# [Data to process]
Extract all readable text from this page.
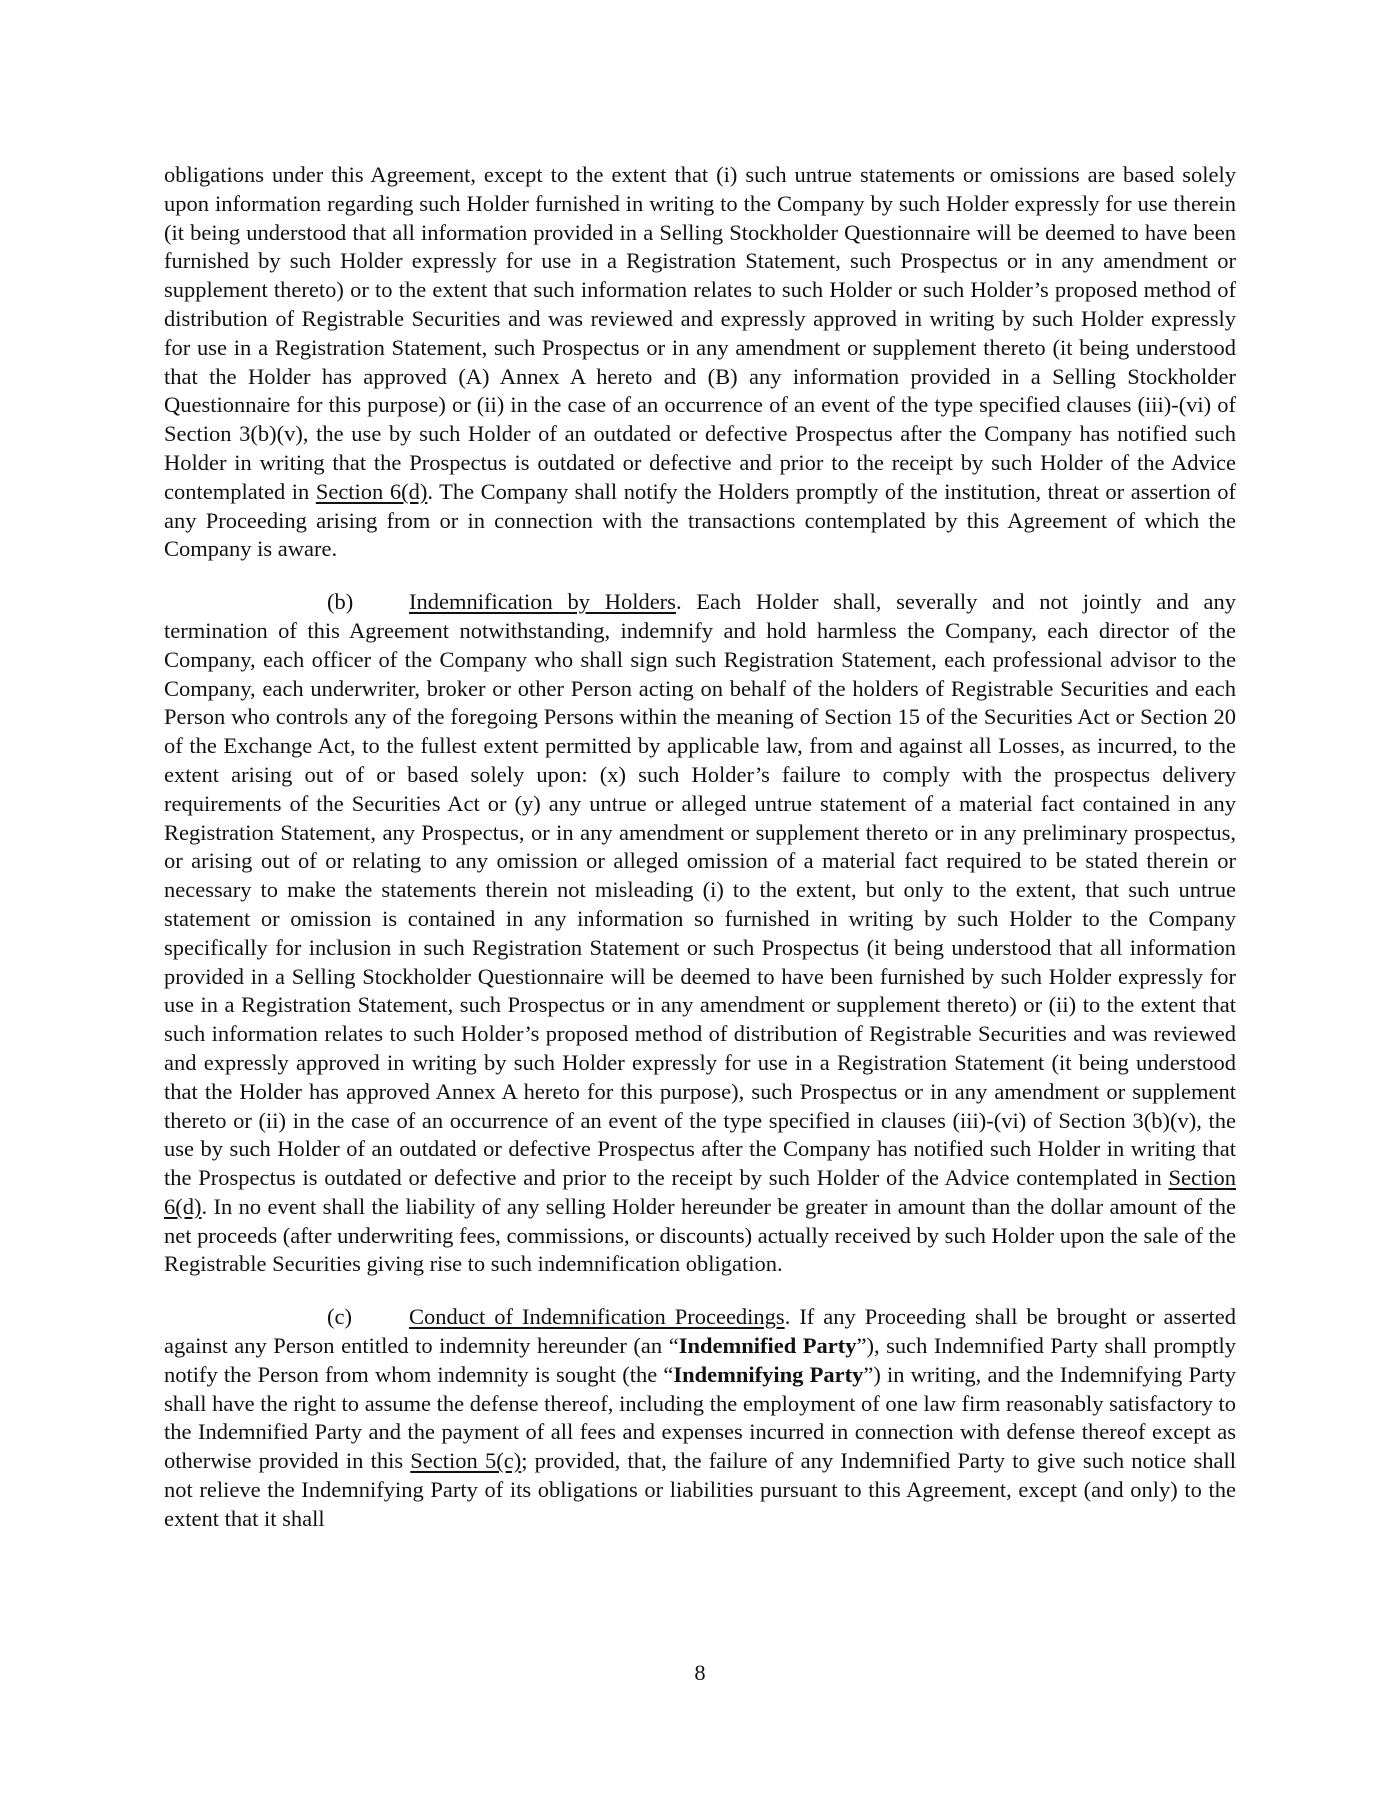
obligations under this Agreement, except to the extent that (i) such untrue statements or omissions are based solely upon information regarding such Holder furnished in writing to the Company by such Holder expressly for use therein (it being understood that all information provided in a Selling Stockholder Questionnaire will be deemed to have been furnished by such Holder expressly for use in a Registration Statement, such Prospectus or in any amendment or supplement thereto) or to the extent that such information relates to such Holder or such Holder’s proposed method of distribution of Registrable Securities and was reviewed and expressly approved in writing by such Holder expressly for use in a Registration Statement, such Prospectus or in any amendment or supplement thereto (it being understood that the Holder has approved (A) Annex A hereto and (B) any information provided in a Selling Stockholder Questionnaire for this purpose) or (ii) in the case of an occurrence of an event of the type specified clauses (iii)-(vi) of Section 3(b)(v), the use by such Holder of an outdated or defective Prospectus after the Company has notified such Holder in writing that the Prospectus is outdated or defective and prior to the receipt by such Holder of the Advice contemplated in Section 6(d). The Company shall notify the Holders promptly of the institution, threat or assertion of any Proceeding arising from or in connection with the transactions contemplated by this Agreement of which the Company is aware.

(b) Indemnification by Holders. Each Holder shall, severally and not jointly and any termination of this Agreement notwithstanding, indemnify and hold harmless the Company, each director of the Company, each officer of the Company who shall sign such Registration Statement, each professional advisor to the Company, each underwriter, broker or other Person acting on behalf of the holders of Registrable Securities and each Person who controls any of the foregoing Persons within the meaning of Section 15 of the Securities Act or Section 20 of the Exchange Act, to the fullest extent permitted by applicable law, from and against all Losses, as incurred, to the extent arising out of or based solely upon: (x) such Holder’s failure to comply with the prospectus delivery requirements of the Securities Act or (y) any untrue or alleged untrue statement of a material fact contained in any Registration Statement, any Prospectus, or in any amendment or supplement thereto or in any preliminary prospectus, or arising out of or relating to any omission or alleged omission of a material fact required to be stated therein or necessary to make the statements therein not misleading (i) to the extent, but only to the extent, that such untrue statement or omission is contained in any information so furnished in writing by such Holder to the Company specifically for inclusion in such Registration Statement or such Prospectus (it being understood that all information provided in a Selling Stockholder Questionnaire will be deemed to have been furnished by such Holder expressly for use in a Registration Statement, such Prospectus or in any amendment or supplement thereto) or (ii) to the extent that such information relates to such Holder’s proposed method of distribution of Registrable Securities and was reviewed and expressly approved in writing by such Holder expressly for use in a Registration Statement (it being understood that the Holder has approved Annex A hereto for this purpose), such Prospectus or in any amendment or supplement thereto or (ii) in the case of an occurrence of an event of the type specified in clauses (iii)-(vi) of Section 3(b)(v), the use by such Holder of an outdated or defective Prospectus after the Company has notified such Holder in writing that the Prospectus is outdated or defective and prior to the receipt by such Holder of the Advice contemplated in Section 6(d). In no event shall the liability of any selling Holder hereunder be greater in amount than the dollar amount of the net proceeds (after underwriting fees, commissions, or discounts) actually received by such Holder upon the sale of the Registrable Securities giving rise to such indemnification obligation.

(c)	Conduct of Indemnification Proceedings. If any Proceeding shall be brought or asserted against any Person entitled to indemnity hereunder (an “Indemnified Party”), such Indemnified Party shall promptly notify the Person from whom indemnity is sought (the “Indemnifying Party”) in writing, and the Indemnifying Party shall have the right to assume the defense thereof, including the employment of one law firm reasonably satisfactory to the Indemnified Party and the payment of all fees and expenses incurred in connection with defense thereof except as otherwise provided in this Section 5(c); provided, that, the failure of any Indemnified Party to give such notice shall not relieve the Indemnifying Party of its obligations or liabilities pursuant to this Agreement, except (and only) to the extent that it shall

8
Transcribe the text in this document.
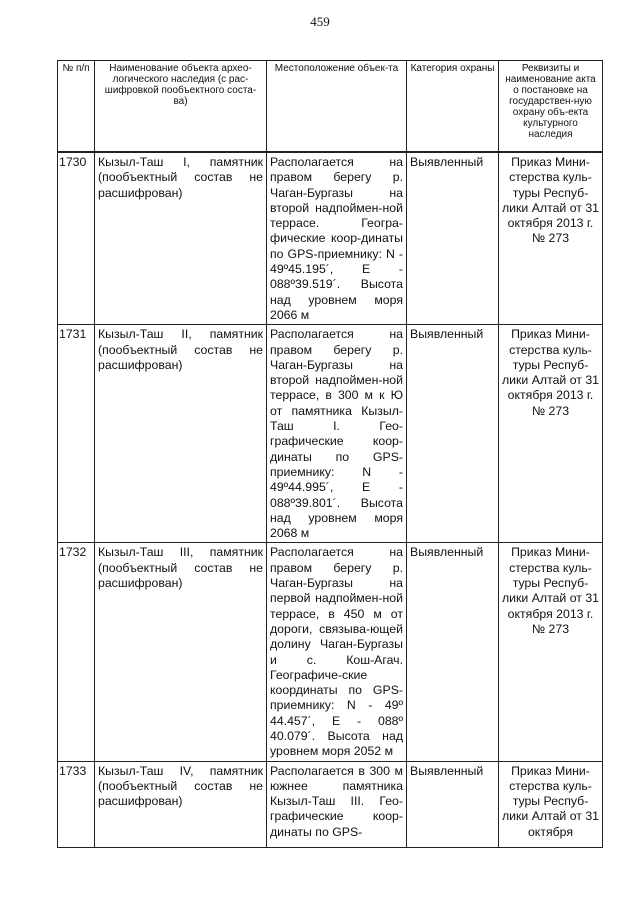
459
№ п/п	Наименование объекта архео-логического наследия (с рас-шифровкой пообъектного соста-ва)	Местоположение объек-та	Категория охраны	Реквизиты и наименование акта о постановке на государствен-ную охрану объ-екта культурного наследия
1730	Кызыл-Таш I, памятник (пообъектный состав не расшифрован)	Располагается на правом берегу р. Чаган-Бургазы на второй надпоймен-ной террасе. Геогра-фические коор-динаты по GPS-приемнику: N - 49º45.195´, E - 088º39.519´. Высота над уровнем моря 2066 м	Выявленный	Приказ Мини-стерства куль-туры Респуб-лики Алтай от 31 октября 2013 г. № 273
1731	Кызыл-Таш II, памятник (пообъектный состав не расшифрован)	Располагается на правом берегу р. Чаган-Бургазы на второй надпоймен-ной террасе, в 300 м к Ю от памятника Кызыл-Таш I. Гео-графические коор-динаты по GPS-приемнику: N - 49º44.995´, E - 088º39.801´. Высота над уровнем моря 2068 м	Выявленный	Приказ Мини-стерства куль-туры Респуб-лики Алтай от 31 октября 2013 г. № 273
1732	Кызыл-Таш III, памятник (пообъектный состав не расшифрован)	Располагается на правом берегу р. Чаган-Бургазы на первой надпоймен-ной террасе, в 450 м от дороги, связыва-ющей долину Чаган-Бургазы и с. Кош-Агач. Географиче-ские координаты по GPS-приемнику: N - 49º 44.457´, E - 088º 40.079´. Высота над уровнем моря 2052 м	Выявленный	Приказ Мини-стерства куль-туры Респуб-лики Алтай от 31 октября 2013 г. № 273

1733	Кызыл-Таш IV, памятник (пообъектный состав не расшифрован)	Располагается в 300 м южнее памятника Кызыл-Таш III. Гео-графические коор-динаты по GPS-	Выявленный	Приказ Мини-стерства куль-туры Респуб-лики Алтай от 31 октября
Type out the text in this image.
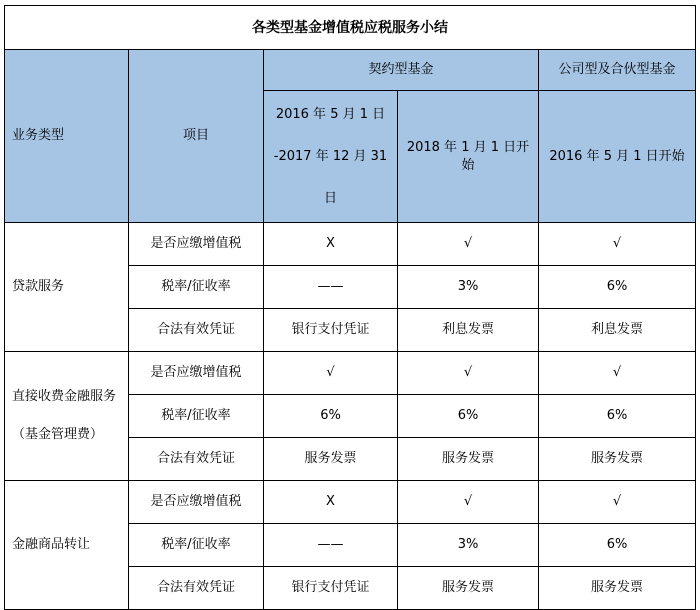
各类型基金增值税应税服务小结				
业务类型	项目	契约型基金		公司型及合伙型基金

		2016 年 5 月 1 日
-2017 年 12 月 31
日	2018 年 1 月 1 日开始	2016 年 5 月 1 日开始

贷款服务	是否应缴增值税	X	√	√
	税率/征收率	——	3%	6%
	合法有效凭证	银行支付凭证	利息发票	利息发票

直接收费金融服务
（基金管理费）	是否应缴增值税	√	√	√
	税率/征收率	6%	6%	6%
	合法有效凭证	服务发票	服务发票	服务发票

金融商品转让	是否应缴增值税	X	√	√
	税率/征收率	——	3%	6%
	合法有效凭证	银行支付凭证	服务发票	服务发票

# [Task to carry out]
Find all lines where the word "Выявленный" appears. Copy them.

# [Reply]
1730	Кызыл-Таш I, памятник (пообъектный состав не расшифрован)	Располагается на правом берегу р. Чаган-Бургазы на второй надпоймен-ной террасе. Геогра-фические коор-динаты по GPS-приемнику: N - 49º45.195´, E - 088º39.519´. Высота над уровнем моря 2066 м	Выявленный	Приказ Мини-стерства куль-туры Респуб-лики Алтай от 31 октября 2013 г. № 273
1731	Кызыл-Таш II, памятник (пообъектный состав не расшифрован)	Располагается на правом берегу р. Чаган-Бургазы на второй надпоймен-ной террасе, в 300 м к Ю от памятника Кызыл-Таш I. Гео-графические коор-динаты по GPS-приемнику: N - 49º44.995´, E - 088º39.801´. Высота над уровнем моря 2068 м	Выявленный	Приказ Мини-стерства куль-туры Респуб-лики Алтай от 31 октября 2013 г. № 273
1732	Кызыл-Таш III, памятник (пообъектный состав не расшифрован)	Располагается на правом берегу р. Чаган-Бургазы на первой надпоймен-ной террасе, в 450 м от дороги, связыва-ющей долину Чаган-Бургазы и с. Кош-Агач. Географиче-ские координаты по GPS-приемнику: N - 49º 44.457´, E - 088º 40.079´. Высота над уровнем моря 2052 м	Выявленный	Приказ Мини-стерства куль-туры Респуб-лики Алтай от 31 октября 2013 г. № 273
1733	Кызыл-Таш IV, памятник (пообъектный состав не расшифрован)	Располагается в 300 м южнее памятника Кызыл-Таш III. Гео-графические коор-динаты по GPS-	Выявленный	Приказ Мини-стерства куль-туры Респуб-лики Алтай от 31 октября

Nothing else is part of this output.